#### OBJECTIVE
Go through the data below and copy it exactly, skipping every picture.

#### PROVIDED ENTRIES
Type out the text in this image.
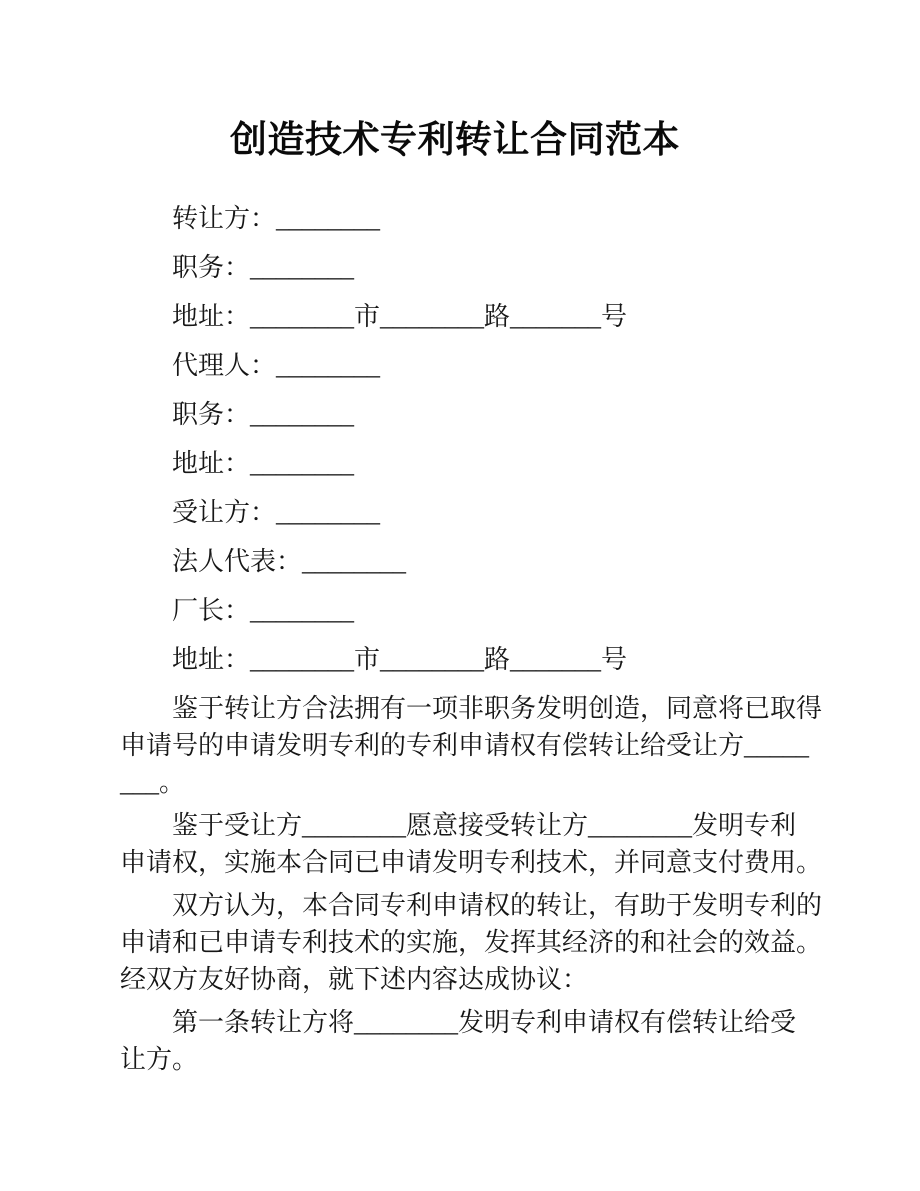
创造技术专利转让合同范本
转让方：________
职务：________
地址：________市________路_______号
代理人：________
职务：________
地址：________
受让方：________
法人代表：________
厂长：________
地址：________市________路_______号
鉴于转让方合法拥有一项非职务发明创造，同意将已取得
申请号的申请发明专利的专利申请权有偿转让给受让方_____
___。
鉴于受让方________愿意接受转让方________发明专利
申请权，实施本合同已申请发明专利技术，并同意支付费用。
双方认为，本合同专利申请权的转让，有助于发明专利的
申请和已申请专利技术的实施，发挥其经济的和社会的效益。
经双方友好协商，就下述内容达成协议：
第一条转让方将________发明专利申请权有偿转让给受
让方。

#### IN RESPONSE
Type out the text in this image.
创造技术专利转让合同范本
转让方：________
职务：________
地址：________市________路_______号
代理人：________
职务：________
地址：________
受让方：________
法人代表：________
厂长：________
地址：________市________路_______号
鉴于转让方合法拥有一项非职务发明创造，同意将已取得
申请号的申请发明专利的专利申请权有偿转让给受让方_____
___。
鉴于受让方________愿意接受转让方________发明专利
申请权，实施本合同已申请发明专利技术，并同意支付费用。
双方认为，本合同专利申请权的转让，有助于发明专利的
申请和已申请专利技术的实施，发挥其经济的和社会的效益。
经双方友好协商，就下述内容达成协议：
第一条转让方将________发明专利申请权有偿转让给受
让方。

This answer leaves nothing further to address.